- _Data extract_
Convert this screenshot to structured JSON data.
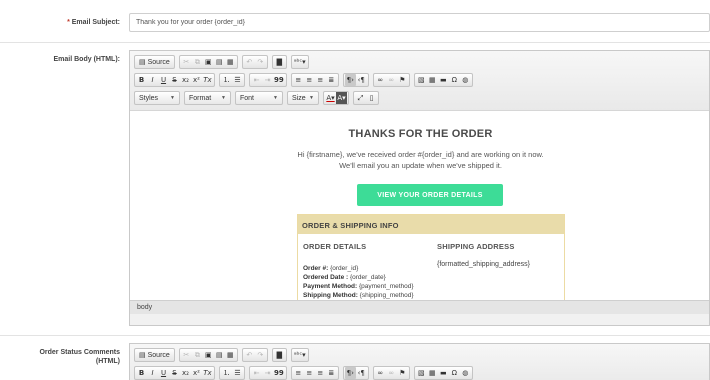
{
  "fields": {
    "subject": {
      "required_mark": "*",
      "label": "Email Subject:",
      "value": "Thank you for your order {order_id}"
    },
    "body": {
      "label": "Email Body (HTML):"
    },
    "comments": {
      "label_line1": "Order Status Comments",
      "label_line2": "(HTML)"
    }
  },
  "toolbar": {
    "source_label": "Source",
    "styles_label": "Styles",
    "format_label": "Format",
    "font_label": "Font",
    "size_label": "Size",
    "icons": {
      "bold": "B",
      "italic": "I",
      "underline": "U",
      "strike": "S",
      "subscript": "x₂",
      "superscript": "x²",
      "remove_format": "Tx",
      "blockquote": "99"
    }
  },
  "email": {
    "title": "THANKS FOR THE ORDER",
    "intro_line1": "Hi {firstname}, we've received order #{order_id} and are working on it now.",
    "intro_line2": "We'll email you an update when we've shipped it.",
    "cta_label": "VIEW YOUR ORDER DETAILS",
    "section_title": "ORDER & SHIPPING INFO",
    "order_details": {
      "heading": "ORDER DETAILS",
      "order_no_label": "Order #:",
      "order_no_value": "{order_id}",
      "ordered_date_label": "Ordered Date :",
      "ordered_date_value": "{order_date}",
      "payment_label": "Payment Method:",
      "payment_value": "{payment_method}",
      "shipping_label": "Shipping Method:",
      "shipping_value": "{shipping_method}"
    },
    "shipping_address": {
      "heading": "SHIPPING ADDRESS",
      "value": "{formatted_shipping_address}"
    }
  },
  "statusbar": {
    "path": "body"
  },
  "colors": {
    "cta": "#3ddc97",
    "section_header": "#e9dcaa",
    "required": "#c0392b"
  }
}
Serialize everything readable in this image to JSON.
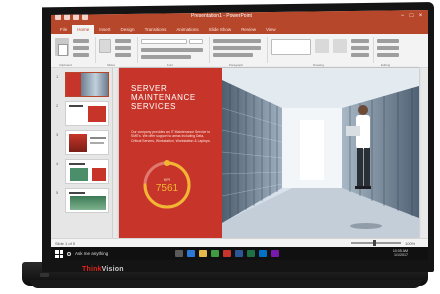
{
  "window": {
    "title": "Presentation1 - PowerPoint",
    "controls": [
      "−",
      "□",
      "×"
    ]
  },
  "ribbon": {
    "tabs": [
      "File",
      "Home",
      "Insert",
      "Design",
      "Transitions",
      "Animations",
      "Slide Show",
      "Review",
      "View"
    ],
    "active_tab": "Home",
    "groups": [
      "Clipboard",
      "Slides",
      "Font",
      "Paragraph",
      "Drawing",
      "Editing"
    ]
  },
  "slide": {
    "title_lines": [
      "SERVER",
      "MAINTENANCE",
      "SERVICES"
    ],
    "body": "Our company provides an IT Maintenance Service to SME's. We offer support to areas including Data, Critical Servers, Workstation, Workstation & Laptops.",
    "gauge_label": "KPI",
    "gauge_value": "7561",
    "gauge_fraction": 0.75,
    "accent_color": "#c7352a",
    "gauge_color": "#f2b632"
  },
  "status": {
    "text": "Slide 1 of 5",
    "zoom": "100%"
  },
  "taskbar": {
    "search_placeholder": "Ask me anything",
    "time": "10:05 AM",
    "date": "1/1/2017"
  },
  "hardware": {
    "brand_prefix": "Think",
    "brand_suffix": "Vision"
  }
}
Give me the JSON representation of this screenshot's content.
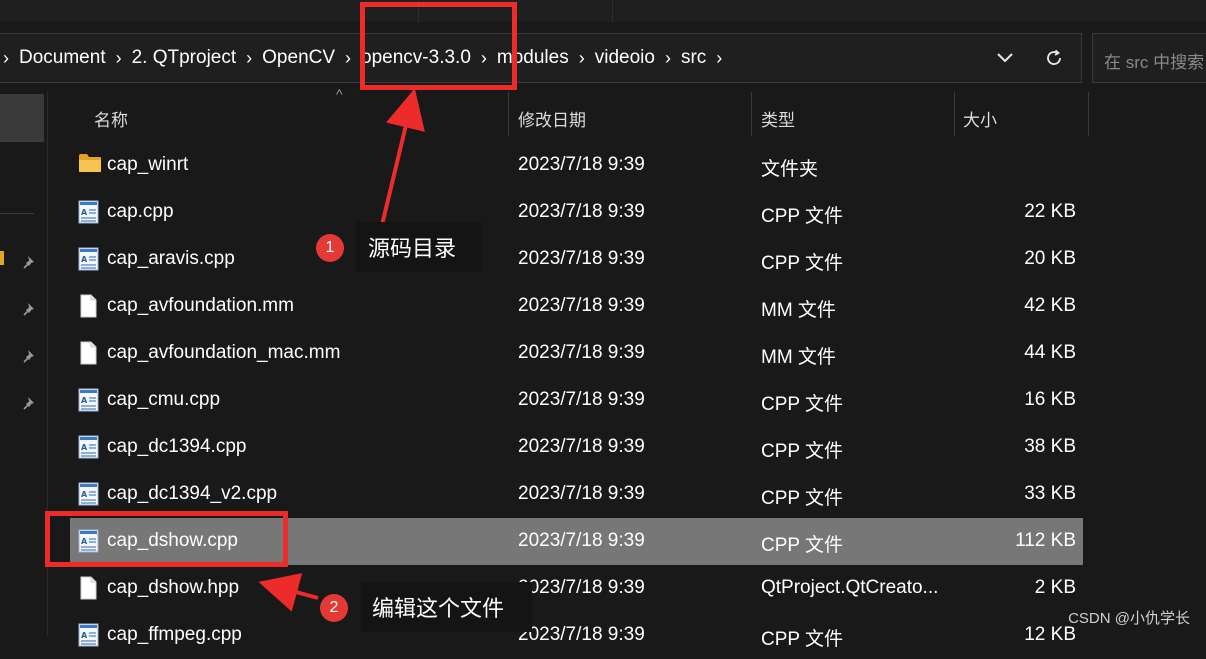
{
  "breadcrumb": [
    "Document",
    "2. QTproject",
    "OpenCV",
    "opencv-3.3.0",
    "modules",
    "videoio",
    "src"
  ],
  "address_buttons": {
    "dropdown_icon": "chevron-down-icon",
    "refresh_icon": "refresh-icon"
  },
  "search": {
    "placeholder": "在 src 中搜索"
  },
  "columns": {
    "name": "名称",
    "date": "修改日期",
    "type": "类型",
    "size": "大小"
  },
  "files": [
    {
      "name": "cap_winrt",
      "date": "2023/7/18 9:39",
      "type": "文件夹",
      "size": "",
      "icon": "folder-icon"
    },
    {
      "name": "cap.cpp",
      "date": "2023/7/18 9:39",
      "type": "CPP 文件",
      "size": "22 KB",
      "icon": "cpp-file-icon"
    },
    {
      "name": "cap_aravis.cpp",
      "date": "2023/7/18 9:39",
      "type": "CPP 文件",
      "size": "20 KB",
      "icon": "cpp-file-icon"
    },
    {
      "name": "cap_avfoundation.mm",
      "date": "2023/7/18 9:39",
      "type": "MM 文件",
      "size": "42 KB",
      "icon": "file-icon"
    },
    {
      "name": "cap_avfoundation_mac.mm",
      "date": "2023/7/18 9:39",
      "type": "MM 文件",
      "size": "44 KB",
      "icon": "file-icon"
    },
    {
      "name": "cap_cmu.cpp",
      "date": "2023/7/18 9:39",
      "type": "CPP 文件",
      "size": "16 KB",
      "icon": "cpp-file-icon"
    },
    {
      "name": "cap_dc1394.cpp",
      "date": "2023/7/18 9:39",
      "type": "CPP 文件",
      "size": "38 KB",
      "icon": "cpp-file-icon"
    },
    {
      "name": "cap_dc1394_v2.cpp",
      "date": "2023/7/18 9:39",
      "type": "CPP 文件",
      "size": "33 KB",
      "icon": "cpp-file-icon"
    },
    {
      "name": "cap_dshow.cpp",
      "date": "2023/7/18 9:39",
      "type": "CPP 文件",
      "size": "112 KB",
      "icon": "cpp-file-icon",
      "selected": true
    },
    {
      "name": "cap_dshow.hpp",
      "date": "2023/7/18 9:39",
      "type": "QtProject.QtCreato...",
      "size": "2 KB",
      "icon": "file-icon"
    },
    {
      "name": "cap_ffmpeg.cpp",
      "date": "2023/7/18 9:39",
      "type": "CPP 文件",
      "size": "12 KB",
      "icon": "cpp-file-icon"
    }
  ],
  "annotations": [
    {
      "number": "1",
      "text": "源码目录"
    },
    {
      "number": "2",
      "text": "编辑这个文件"
    }
  ],
  "watermark": "CSDN @小仇学长",
  "colors": {
    "highlight": "#ee2b2b",
    "badge": "#e53935",
    "selected_row": "#777777",
    "folder": "#e3a22a"
  }
}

- _The exercise_
Make an exact reproduction of the listing above, without any pictures.

- _Final answer_
Convert this screenshot to structured JSON data.
{
  "fields": {
    "subject": {
      "required_mark": "*",
      "label": "Email Subject:",
      "value": "Thank you for your order {order_id}"
    },
    "body": {
      "label": "Email Body (HTML):"
    },
    "comments": {
      "label_line1": "Order Status Comments",
      "label_line2": "(HTML)"
    }
  },
  "toolbar": {
    "source_label": "Source",
    "styles_label": "Styles",
    "format_label": "Format",
    "font_label": "Font",
    "size_label": "Size",
    "icons": {
      "bold": "B",
      "italic": "I",
      "underline": "U",
      "strike": "S",
      "subscript": "x₂",
      "superscript": "x²",
      "remove_format": "Tx",
      "blockquote": "99"
    }
  },
  "email": {
    "title": "THANKS FOR THE ORDER",
    "intro_line1": "Hi {firstname}, we've received order #{order_id} and are working on it now.",
    "intro_line2": "We'll email you an update when we've shipped it.",
    "cta_label": "VIEW YOUR ORDER DETAILS",
    "section_title": "ORDER & SHIPPING INFO",
    "order_details": {
      "heading": "ORDER DETAILS",
      "order_no_label": "Order #:",
      "order_no_value": "{order_id}",
      "ordered_date_label": "Ordered Date :",
      "ordered_date_value": "{order_date}",
      "payment_label": "Payment Method:",
      "payment_value": "{payment_method}",
      "shipping_label": "Shipping Method:",
      "shipping_value": "{shipping_method}"
    },
    "shipping_address": {
      "heading": "SHIPPING ADDRESS",
      "value": "{formatted_shipping_address}"
    }
  },
  "statusbar": {
    "path": "body"
  },
  "colors": {
    "cta": "#3ddc97",
    "section_header": "#e9dcaa",
    "required": "#c0392b"
  }
}
Serialize everything readable in this image to JSON.
{
  "window": {
    "title": "Presentation1 - PowerPoint",
    "controls": [
      "−",
      "□",
      "×"
    ]
  },
  "ribbon": {
    "tabs": [
      "File",
      "Home",
      "Insert",
      "Design",
      "Transitions",
      "Animations",
      "Slide Show",
      "Review",
      "View"
    ],
    "active_tab": "Home",
    "groups": [
      "Clipboard",
      "Slides",
      "Font",
      "Paragraph",
      "Drawing",
      "Editing"
    ]
  },
  "slide": {
    "title_lines": [
      "SERVER",
      "MAINTENANCE",
      "SERVICES"
    ],
    "body": "Our company provides an IT Maintenance Service to SME's. We offer support to areas including Data, Critical Servers, Workstation, Workstation & Laptops.",
    "gauge_label": "KPI",
    "gauge_value": "7561",
    "gauge_fraction": 0.75,
    "accent_color": "#c7352a",
    "gauge_color": "#f2b632"
  },
  "status": {
    "text": "Slide 1 of 5",
    "zoom": "100%"
  },
  "taskbar": {
    "search_placeholder": "Ask me anything",
    "time": "10:05 AM",
    "date": "1/1/2017"
  },
  "hardware": {
    "brand_prefix": "Think",
    "brand_suffix": "Vision"
  }
}
Give me the JSON representation of this screenshot's content.
{
  "breadcrumb": [
    "Document",
    "2. QTproject",
    "OpenCV",
    "opencv-3.3.0",
    "modules",
    "videoio",
    "src"
  ],
  "address_buttons": {
    "dropdown_icon": "chevron-down-icon",
    "refresh_icon": "refresh-icon"
  },
  "search": {
    "placeholder": "在 src 中搜索"
  },
  "columns": {
    "name": "名称",
    "date": "修改日期",
    "type": "类型",
    "size": "大小"
  },
  "files": [
    {
      "name": "cap_winrt",
      "date": "2023/7/18 9:39",
      "type": "文件夹",
      "size": "",
      "icon": "folder-icon"
    },
    {
      "name": "cap.cpp",
      "date": "2023/7/18 9:39",
      "type": "CPP 文件",
      "size": "22 KB",
      "icon": "cpp-file-icon"
    },
    {
      "name": "cap_aravis.cpp",
      "date": "2023/7/18 9:39",
      "type": "CPP 文件",
      "size": "20 KB",
      "icon": "cpp-file-icon"
    },
    {
      "name": "cap_avfoundation.mm",
      "date": "2023/7/18 9:39",
      "type": "MM 文件",
      "size": "42 KB",
      "icon": "file-icon"
    },
    {
      "name": "cap_avfoundation_mac.mm",
      "date": "2023/7/18 9:39",
      "type": "MM 文件",
      "size": "44 KB",
      "icon": "file-icon"
    },
    {
      "name": "cap_cmu.cpp",
      "date": "2023/7/18 9:39",
      "type": "CPP 文件",
      "size": "16 KB",
      "icon": "cpp-file-icon"
    },
    {
      "name": "cap_dc1394.cpp",
      "date": "2023/7/18 9:39",
      "type": "CPP 文件",
      "size": "38 KB",
      "icon": "cpp-file-icon"
    },
    {
      "name": "cap_dc1394_v2.cpp",
      "date": "2023/7/18 9:39",
      "type": "CPP 文件",
      "size": "33 KB",
      "icon": "cpp-file-icon"
    },
    {
      "name": "cap_dshow.cpp",
      "date": "2023/7/18 9:39",
      "type": "CPP 文件",
      "size": "112 KB",
      "icon": "cpp-file-icon",
      "selected": true
    },
    {
      "name": "cap_dshow.hpp",
      "date": "2023/7/18 9:39",
      "type": "QtProject.QtCreato...",
      "size": "2 KB",
      "icon": "file-icon"
    },
    {
      "name": "cap_ffmpeg.cpp",
      "date": "2023/7/18 9:39",
      "type": "CPP 文件",
      "size": "12 KB",
      "icon": "cpp-file-icon"
    }
  ],
  "annotations": [
    {
      "number": "1",
      "text": "源码目录"
    },
    {
      "number": "2",
      "text": "编辑这个文件"
    }
  ],
  "watermark": "CSDN @小仇学长",
  "colors": {
    "highlight": "#ee2b2b",
    "badge": "#e53935",
    "selected_row": "#777777",
    "folder": "#e3a22a"
  }
}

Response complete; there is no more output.